Text for analysis
Content starts
A team led by Thomas Coratger and Justin Drake published the design for a dedicated XMSS public-key registry, the first protocol fork on the EF Strawmap before validators swap off BLS signatures.
A team of Ethereum researchers published a design plan on Monday to start protecting the network’s validators from future quantum computers. Led by Thomas Coratger, it is the first concrete proposal to move Ethereum’s roughly 1 million validators off the cryptography they rely on today — the same math that secures most of crypto — which a powerful enough quantum computer could eventually break.
The design post went up on the Ethereum Research forum on June 1. It was written by Coratger along with Tom Wambsgans, Ladislaus, Thomas Thiery and Ethereum Foundation researcher Justin Drake. The plan proposes a separate upgrade called the Public Key Registry. It would let validators sign up new, quantum-safe keys — a type known as XMSS — well before the network swaps out its main signature system. The registry appears as I* on the Ethereum Foundation protocol team’s Strawmap roadmap.
The full switch to the new signatures would come “several forks later,” the authors wrote. Until then, the registry acts as a “critical warmup phase.” It gives validators time to update their cold-storage setups without risking the network’s ability to finalize transactions.
The registry covers Ethereum’s consensus layer, the part of the network that validators secure. It pairs with a separate quantum-proofing effort on the execution layer, where accounts and transactions live, that the Ethereum Foundation has been mapping since January. That was when it created a dedicated Post-Quantum Security team, also led by Coratger.
Content ends
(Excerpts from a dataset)
Content starts
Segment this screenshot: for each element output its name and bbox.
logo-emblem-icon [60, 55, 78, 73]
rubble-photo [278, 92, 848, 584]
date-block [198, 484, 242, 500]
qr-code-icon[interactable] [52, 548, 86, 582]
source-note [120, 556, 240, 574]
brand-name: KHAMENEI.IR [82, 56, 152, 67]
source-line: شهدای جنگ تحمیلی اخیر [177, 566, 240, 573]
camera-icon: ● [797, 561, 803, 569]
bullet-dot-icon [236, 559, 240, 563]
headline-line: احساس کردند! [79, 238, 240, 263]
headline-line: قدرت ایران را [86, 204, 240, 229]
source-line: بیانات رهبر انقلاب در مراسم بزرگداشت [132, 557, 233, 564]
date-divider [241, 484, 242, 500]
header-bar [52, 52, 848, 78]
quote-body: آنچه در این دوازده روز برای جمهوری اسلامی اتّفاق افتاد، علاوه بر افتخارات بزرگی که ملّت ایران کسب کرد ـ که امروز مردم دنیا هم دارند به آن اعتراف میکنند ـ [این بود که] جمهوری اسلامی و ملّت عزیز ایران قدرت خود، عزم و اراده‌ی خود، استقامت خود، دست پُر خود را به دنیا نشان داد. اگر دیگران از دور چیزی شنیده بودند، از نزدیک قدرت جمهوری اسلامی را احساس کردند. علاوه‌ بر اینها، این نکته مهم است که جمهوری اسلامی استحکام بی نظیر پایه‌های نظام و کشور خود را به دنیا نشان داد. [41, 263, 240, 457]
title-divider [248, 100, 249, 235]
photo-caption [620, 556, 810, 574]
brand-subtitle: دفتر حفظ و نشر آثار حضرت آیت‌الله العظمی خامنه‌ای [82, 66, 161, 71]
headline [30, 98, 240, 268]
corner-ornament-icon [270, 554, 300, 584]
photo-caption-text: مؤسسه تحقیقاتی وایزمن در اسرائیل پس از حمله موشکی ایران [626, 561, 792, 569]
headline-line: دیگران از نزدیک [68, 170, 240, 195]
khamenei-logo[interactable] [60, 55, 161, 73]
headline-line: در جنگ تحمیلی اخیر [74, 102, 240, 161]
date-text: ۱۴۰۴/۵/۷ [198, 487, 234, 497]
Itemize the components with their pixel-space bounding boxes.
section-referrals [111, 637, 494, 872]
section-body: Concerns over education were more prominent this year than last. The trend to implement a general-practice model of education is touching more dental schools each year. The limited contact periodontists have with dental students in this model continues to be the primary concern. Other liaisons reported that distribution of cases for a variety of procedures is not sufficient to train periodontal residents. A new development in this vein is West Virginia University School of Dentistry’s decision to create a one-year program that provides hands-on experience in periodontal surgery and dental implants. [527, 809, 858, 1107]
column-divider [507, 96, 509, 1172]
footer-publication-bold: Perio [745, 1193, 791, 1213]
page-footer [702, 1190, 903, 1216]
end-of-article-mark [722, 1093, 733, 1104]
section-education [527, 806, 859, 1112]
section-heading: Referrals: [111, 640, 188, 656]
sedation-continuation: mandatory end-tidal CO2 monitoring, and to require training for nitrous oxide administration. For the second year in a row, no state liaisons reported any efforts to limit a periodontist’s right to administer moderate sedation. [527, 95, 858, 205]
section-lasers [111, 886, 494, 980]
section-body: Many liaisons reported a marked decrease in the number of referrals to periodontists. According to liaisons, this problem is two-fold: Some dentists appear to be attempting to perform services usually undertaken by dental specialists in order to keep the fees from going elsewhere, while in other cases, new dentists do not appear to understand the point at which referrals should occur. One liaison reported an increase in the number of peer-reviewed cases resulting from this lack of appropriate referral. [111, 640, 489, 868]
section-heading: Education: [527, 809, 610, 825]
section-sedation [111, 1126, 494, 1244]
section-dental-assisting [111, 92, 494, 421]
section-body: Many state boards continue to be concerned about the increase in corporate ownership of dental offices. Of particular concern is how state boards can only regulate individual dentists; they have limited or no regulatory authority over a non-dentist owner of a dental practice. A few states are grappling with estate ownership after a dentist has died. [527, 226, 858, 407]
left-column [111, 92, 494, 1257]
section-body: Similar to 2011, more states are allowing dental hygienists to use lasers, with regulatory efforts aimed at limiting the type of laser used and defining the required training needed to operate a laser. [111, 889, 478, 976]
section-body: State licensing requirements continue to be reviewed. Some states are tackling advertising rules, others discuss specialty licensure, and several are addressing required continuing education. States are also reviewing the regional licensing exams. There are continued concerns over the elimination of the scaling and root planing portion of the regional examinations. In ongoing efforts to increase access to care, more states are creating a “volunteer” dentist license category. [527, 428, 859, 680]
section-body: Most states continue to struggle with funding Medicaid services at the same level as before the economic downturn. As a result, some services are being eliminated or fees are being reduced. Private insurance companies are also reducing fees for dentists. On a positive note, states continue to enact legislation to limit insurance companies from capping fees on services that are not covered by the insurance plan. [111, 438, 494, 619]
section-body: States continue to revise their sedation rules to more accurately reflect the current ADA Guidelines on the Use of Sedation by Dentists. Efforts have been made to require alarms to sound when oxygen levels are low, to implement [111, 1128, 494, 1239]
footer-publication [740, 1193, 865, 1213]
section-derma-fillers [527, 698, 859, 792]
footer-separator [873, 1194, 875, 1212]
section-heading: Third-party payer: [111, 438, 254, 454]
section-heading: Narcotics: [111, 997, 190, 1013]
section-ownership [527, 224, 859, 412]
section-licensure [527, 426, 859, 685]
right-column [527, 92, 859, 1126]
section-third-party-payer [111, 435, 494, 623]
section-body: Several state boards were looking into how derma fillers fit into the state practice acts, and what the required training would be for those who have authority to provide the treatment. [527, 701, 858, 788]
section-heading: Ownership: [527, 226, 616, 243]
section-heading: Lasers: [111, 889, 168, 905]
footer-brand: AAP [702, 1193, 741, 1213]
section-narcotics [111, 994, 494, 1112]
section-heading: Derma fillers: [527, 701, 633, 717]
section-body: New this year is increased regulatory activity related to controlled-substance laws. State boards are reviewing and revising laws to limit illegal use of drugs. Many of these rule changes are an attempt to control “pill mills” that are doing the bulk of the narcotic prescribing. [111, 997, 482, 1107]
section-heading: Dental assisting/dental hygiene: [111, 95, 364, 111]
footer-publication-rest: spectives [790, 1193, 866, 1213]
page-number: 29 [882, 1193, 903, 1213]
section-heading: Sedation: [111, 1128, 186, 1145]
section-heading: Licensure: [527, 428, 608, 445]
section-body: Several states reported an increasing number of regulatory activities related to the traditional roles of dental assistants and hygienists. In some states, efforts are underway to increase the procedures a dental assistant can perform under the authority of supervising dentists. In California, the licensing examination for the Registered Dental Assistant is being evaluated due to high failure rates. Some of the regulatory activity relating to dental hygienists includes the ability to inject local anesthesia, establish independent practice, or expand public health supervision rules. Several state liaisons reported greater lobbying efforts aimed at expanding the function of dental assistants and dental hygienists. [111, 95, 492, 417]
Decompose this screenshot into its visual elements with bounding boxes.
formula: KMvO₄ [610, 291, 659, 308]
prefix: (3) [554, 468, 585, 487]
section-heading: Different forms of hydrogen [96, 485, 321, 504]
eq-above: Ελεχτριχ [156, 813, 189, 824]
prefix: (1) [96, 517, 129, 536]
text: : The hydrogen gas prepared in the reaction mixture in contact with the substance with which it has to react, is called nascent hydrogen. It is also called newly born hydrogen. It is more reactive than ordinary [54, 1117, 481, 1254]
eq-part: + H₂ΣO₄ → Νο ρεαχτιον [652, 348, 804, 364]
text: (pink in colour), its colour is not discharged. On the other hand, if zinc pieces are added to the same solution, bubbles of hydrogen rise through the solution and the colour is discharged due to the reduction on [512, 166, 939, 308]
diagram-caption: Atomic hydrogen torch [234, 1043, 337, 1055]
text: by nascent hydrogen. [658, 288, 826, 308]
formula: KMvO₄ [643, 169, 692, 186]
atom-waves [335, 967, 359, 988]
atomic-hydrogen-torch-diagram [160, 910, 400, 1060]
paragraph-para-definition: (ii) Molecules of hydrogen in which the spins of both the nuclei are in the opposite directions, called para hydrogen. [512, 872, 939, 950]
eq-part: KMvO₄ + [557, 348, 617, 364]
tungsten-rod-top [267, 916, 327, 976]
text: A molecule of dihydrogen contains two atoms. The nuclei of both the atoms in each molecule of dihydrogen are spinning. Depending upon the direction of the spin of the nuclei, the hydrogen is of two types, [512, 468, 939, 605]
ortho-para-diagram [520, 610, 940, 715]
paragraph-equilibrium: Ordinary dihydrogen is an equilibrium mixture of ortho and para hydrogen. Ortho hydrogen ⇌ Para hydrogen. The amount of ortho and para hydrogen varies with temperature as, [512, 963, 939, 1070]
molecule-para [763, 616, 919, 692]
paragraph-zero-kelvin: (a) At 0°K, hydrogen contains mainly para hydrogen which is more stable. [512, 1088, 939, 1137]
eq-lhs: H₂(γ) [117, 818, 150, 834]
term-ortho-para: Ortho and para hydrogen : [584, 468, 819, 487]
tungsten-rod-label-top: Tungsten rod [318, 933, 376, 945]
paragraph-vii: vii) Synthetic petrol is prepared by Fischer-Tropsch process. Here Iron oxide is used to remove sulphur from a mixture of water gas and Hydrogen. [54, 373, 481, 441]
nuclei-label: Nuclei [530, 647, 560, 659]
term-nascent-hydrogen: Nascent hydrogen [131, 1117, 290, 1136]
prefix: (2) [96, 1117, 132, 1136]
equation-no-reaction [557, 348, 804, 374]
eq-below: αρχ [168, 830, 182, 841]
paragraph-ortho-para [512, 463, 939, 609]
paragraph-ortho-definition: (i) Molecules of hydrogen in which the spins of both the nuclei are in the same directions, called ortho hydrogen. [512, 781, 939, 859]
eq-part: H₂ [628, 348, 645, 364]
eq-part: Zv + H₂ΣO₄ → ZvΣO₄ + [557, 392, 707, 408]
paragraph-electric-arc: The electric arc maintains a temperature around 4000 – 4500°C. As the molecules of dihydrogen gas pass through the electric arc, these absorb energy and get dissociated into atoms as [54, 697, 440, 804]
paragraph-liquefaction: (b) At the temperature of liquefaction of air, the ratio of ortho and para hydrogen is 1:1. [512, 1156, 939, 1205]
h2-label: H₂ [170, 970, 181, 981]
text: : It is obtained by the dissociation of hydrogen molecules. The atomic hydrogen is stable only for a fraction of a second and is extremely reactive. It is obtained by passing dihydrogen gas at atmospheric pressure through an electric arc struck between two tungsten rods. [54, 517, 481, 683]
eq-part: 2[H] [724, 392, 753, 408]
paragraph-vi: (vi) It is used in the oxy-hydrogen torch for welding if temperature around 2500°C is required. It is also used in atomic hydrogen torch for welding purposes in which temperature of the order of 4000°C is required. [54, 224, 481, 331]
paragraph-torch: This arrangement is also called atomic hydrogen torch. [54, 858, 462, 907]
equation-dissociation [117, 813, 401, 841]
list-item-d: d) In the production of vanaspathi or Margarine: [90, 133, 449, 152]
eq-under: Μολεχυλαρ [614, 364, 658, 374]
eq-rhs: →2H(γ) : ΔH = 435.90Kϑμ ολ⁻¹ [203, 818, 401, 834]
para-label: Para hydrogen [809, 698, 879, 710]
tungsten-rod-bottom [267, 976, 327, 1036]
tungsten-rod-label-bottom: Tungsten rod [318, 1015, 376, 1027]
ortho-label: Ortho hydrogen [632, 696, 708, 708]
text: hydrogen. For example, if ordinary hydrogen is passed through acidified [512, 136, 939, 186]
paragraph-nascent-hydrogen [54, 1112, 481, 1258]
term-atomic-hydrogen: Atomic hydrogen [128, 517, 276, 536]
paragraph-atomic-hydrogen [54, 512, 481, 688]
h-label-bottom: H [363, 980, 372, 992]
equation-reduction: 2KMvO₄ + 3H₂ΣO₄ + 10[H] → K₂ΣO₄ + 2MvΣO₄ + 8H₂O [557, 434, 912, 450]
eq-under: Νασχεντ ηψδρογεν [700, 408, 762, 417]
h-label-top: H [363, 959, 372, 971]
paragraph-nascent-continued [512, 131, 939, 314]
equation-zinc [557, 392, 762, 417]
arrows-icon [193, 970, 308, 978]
Content ends
Task statement
According to the article on Ethereum's quantum-safe key registry, on what date was the design post put up on the Ethereum Research forum? The records are drawn from a source other than the text.

Task output
June 1.